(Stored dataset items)
╭──

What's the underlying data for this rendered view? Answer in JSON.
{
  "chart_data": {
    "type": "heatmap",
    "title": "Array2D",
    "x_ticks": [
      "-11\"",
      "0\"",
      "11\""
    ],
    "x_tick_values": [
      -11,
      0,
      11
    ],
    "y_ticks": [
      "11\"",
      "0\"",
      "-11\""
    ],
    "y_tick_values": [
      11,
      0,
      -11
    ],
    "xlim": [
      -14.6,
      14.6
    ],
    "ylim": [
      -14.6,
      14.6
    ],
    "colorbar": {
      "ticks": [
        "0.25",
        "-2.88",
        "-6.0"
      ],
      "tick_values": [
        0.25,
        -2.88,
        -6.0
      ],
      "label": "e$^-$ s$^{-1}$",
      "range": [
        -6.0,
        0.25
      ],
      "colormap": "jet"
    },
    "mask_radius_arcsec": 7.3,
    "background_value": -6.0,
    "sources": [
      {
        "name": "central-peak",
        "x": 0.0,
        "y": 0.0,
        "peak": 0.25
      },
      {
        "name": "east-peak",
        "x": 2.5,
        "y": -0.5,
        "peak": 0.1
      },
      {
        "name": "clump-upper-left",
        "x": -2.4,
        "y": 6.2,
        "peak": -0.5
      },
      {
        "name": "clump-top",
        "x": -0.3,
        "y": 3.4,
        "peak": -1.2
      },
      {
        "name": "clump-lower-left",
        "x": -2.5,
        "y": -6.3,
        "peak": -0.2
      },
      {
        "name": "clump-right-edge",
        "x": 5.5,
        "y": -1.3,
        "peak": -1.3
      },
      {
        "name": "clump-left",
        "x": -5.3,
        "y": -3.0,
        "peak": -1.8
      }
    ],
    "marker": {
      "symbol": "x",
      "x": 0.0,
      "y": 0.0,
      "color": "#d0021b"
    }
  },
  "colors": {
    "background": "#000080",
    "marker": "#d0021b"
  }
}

╰──
╭──

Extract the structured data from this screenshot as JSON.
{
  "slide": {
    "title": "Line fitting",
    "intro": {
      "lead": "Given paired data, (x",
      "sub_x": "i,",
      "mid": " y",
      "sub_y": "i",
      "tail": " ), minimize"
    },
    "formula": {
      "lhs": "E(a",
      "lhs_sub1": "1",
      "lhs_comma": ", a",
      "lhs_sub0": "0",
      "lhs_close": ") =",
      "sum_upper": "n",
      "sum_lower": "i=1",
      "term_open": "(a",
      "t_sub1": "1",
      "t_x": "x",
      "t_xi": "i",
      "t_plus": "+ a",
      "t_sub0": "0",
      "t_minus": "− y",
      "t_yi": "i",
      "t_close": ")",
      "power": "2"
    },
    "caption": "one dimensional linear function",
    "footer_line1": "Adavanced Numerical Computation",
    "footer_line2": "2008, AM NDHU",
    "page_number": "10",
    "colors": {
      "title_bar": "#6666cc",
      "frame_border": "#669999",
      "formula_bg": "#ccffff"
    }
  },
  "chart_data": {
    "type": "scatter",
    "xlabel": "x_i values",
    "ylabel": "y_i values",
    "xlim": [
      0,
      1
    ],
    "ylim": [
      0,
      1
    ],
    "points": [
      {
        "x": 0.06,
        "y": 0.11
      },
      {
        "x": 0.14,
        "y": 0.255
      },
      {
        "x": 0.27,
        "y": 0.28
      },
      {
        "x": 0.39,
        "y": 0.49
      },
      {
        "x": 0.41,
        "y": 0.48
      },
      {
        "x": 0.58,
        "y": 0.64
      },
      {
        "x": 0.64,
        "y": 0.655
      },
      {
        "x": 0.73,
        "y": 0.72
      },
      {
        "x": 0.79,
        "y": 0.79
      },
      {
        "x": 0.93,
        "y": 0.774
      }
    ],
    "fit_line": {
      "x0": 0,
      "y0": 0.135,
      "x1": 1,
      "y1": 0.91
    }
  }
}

╰──
╭──

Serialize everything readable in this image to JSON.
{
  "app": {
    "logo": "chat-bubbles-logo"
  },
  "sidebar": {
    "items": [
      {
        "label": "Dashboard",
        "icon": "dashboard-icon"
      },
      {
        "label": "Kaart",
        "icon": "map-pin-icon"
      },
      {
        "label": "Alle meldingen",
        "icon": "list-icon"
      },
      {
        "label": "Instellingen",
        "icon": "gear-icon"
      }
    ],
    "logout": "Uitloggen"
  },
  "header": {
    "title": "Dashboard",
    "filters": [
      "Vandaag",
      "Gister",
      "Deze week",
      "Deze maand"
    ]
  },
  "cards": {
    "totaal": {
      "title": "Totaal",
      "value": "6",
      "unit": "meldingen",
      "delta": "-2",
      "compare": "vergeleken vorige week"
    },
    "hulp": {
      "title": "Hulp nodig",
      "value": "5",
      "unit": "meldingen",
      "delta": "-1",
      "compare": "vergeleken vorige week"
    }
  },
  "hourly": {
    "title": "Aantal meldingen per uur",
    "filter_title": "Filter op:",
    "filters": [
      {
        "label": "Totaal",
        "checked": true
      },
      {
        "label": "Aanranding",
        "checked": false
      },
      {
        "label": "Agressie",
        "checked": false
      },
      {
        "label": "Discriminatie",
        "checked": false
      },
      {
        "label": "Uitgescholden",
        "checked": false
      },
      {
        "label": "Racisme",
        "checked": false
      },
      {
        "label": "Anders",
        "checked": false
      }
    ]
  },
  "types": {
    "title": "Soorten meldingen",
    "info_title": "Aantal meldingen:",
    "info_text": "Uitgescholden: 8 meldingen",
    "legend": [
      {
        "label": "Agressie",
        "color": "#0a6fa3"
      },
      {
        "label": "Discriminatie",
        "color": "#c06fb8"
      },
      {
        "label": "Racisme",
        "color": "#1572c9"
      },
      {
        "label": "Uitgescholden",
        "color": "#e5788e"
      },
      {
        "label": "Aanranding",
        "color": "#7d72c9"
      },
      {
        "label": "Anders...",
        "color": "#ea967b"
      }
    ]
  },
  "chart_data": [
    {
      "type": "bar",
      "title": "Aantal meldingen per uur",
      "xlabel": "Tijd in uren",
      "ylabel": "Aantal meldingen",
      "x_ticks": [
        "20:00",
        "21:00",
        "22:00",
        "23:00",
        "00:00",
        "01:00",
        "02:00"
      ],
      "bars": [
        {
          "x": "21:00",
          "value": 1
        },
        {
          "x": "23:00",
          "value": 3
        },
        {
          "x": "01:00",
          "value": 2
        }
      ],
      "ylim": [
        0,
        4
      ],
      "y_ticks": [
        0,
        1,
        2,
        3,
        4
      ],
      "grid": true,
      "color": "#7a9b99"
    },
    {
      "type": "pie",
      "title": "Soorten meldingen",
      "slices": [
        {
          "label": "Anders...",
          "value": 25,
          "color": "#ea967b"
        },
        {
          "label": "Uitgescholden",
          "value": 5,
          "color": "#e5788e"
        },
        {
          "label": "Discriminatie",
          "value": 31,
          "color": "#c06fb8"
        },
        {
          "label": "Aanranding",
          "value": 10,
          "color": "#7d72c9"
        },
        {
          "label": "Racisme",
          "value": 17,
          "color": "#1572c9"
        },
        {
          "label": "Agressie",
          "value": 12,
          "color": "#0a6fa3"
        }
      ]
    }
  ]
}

╰──

Look through the data above. Find each line with the string "ylabel" and copy it.

    "ylabel": "y_i values",
      "ylabel": "Aantal meldingen",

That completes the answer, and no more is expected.